** RECORDS FOR THE EXERCISE **
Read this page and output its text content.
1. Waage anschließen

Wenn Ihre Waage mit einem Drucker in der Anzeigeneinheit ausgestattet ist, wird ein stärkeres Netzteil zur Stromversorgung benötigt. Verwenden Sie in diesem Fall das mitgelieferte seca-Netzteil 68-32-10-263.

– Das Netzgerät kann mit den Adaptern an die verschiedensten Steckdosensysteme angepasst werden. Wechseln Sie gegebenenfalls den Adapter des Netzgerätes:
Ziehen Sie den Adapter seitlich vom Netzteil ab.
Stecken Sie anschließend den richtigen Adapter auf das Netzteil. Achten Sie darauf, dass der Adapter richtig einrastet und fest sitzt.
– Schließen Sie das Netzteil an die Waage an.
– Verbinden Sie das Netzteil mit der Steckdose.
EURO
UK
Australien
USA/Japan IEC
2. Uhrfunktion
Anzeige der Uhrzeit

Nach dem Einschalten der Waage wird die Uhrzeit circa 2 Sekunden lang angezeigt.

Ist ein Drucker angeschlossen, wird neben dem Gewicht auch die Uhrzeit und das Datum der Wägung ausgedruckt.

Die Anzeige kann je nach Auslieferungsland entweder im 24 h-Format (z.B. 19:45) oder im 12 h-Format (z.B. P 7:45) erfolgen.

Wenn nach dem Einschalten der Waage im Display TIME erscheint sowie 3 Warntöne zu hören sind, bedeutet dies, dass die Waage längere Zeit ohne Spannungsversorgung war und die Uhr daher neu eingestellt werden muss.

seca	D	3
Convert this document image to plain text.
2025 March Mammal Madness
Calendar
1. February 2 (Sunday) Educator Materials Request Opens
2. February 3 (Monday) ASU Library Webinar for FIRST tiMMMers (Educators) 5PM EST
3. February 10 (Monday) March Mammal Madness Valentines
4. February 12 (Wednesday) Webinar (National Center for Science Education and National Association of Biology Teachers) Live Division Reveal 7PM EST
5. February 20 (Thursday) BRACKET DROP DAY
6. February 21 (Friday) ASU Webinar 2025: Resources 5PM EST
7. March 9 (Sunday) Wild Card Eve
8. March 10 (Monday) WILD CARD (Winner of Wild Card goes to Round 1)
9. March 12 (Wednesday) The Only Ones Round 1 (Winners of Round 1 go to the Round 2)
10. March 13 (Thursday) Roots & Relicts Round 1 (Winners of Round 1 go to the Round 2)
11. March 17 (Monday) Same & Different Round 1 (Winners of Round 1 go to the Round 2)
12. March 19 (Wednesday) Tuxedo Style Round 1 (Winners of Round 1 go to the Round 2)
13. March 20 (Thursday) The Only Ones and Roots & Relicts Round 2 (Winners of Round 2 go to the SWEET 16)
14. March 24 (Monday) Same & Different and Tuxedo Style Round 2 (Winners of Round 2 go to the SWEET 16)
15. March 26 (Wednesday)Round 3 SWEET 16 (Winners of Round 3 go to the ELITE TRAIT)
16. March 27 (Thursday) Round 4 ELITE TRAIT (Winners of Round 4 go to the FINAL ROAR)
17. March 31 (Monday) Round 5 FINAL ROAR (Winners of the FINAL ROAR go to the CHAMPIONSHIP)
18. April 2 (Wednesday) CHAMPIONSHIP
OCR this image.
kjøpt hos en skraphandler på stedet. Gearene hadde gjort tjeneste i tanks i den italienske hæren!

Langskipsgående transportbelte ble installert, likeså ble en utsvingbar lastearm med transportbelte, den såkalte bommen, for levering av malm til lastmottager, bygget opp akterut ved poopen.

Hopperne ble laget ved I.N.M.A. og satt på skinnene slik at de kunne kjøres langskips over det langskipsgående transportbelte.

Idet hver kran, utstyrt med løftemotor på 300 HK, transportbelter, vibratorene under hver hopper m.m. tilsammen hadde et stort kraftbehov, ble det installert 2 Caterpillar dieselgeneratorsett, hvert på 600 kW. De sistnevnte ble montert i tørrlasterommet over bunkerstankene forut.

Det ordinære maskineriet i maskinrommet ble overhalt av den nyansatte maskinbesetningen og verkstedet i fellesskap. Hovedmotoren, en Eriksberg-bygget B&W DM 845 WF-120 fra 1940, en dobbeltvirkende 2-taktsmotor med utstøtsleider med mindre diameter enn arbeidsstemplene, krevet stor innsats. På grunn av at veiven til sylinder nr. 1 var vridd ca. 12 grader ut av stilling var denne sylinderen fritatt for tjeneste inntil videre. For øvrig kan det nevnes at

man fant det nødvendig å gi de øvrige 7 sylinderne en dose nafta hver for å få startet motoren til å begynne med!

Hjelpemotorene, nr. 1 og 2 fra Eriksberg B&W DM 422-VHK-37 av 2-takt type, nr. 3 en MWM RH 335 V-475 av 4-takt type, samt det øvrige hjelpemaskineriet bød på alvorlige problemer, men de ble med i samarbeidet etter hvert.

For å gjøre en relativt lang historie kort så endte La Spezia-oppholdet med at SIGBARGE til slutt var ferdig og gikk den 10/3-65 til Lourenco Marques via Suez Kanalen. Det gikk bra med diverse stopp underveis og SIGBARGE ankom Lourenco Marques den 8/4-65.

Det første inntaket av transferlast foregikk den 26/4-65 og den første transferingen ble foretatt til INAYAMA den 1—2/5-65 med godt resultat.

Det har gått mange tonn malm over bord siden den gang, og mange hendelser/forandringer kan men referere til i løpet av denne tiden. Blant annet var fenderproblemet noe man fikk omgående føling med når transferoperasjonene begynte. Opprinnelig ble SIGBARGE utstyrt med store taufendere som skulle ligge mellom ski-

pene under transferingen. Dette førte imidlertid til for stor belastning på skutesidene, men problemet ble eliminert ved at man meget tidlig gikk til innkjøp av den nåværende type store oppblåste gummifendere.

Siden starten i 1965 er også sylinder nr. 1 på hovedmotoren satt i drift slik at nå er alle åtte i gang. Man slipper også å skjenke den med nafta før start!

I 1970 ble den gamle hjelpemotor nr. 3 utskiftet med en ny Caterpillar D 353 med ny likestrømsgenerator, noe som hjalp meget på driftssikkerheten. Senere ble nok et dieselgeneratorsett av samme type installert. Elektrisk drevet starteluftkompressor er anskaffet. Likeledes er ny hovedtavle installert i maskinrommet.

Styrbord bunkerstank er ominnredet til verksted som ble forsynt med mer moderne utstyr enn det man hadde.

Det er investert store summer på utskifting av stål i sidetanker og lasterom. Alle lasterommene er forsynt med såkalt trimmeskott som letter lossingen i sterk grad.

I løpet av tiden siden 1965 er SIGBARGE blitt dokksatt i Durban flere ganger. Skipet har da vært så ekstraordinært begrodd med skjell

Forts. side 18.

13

** STATED PROBLEM **
From the entries above, copy every line that holds the word "maskinrommet".

** FINISHED EXERCISE **
Det ordinære maskineriet i maskinrommet ble overhalt av den nyansatte maskinbesetningen og verkstedet i fellesskap. Hovedmotoren, en Eriksberg-bygget B&W DM 845 WF-120 fra 1940, en dobbeltvirkende 2-taktsmotor med utstøtsleider med mindre diameter enn arbeidsstemplene, krevet stor innsats. På grunn av at veiven til sylinder nr. 1 var vridd ca. 12 grader ut av stilling var denne sylinderen fritatt for tjeneste inntil videre. For øvrig kan det nevnes at
I 1970 ble den gamle hjelpemotor nr. 3 utskiftet med en ny Caterpillar D 353 med ny likestrømsgenerator, noe som hjalp meget på driftssikkerheten. Senere ble nok et dieselgeneratorsett av samme type installert. Elektrisk drevet starteluftkompressor er anskaffet. Likeledes er ny hovedtavle installert i maskinrommet.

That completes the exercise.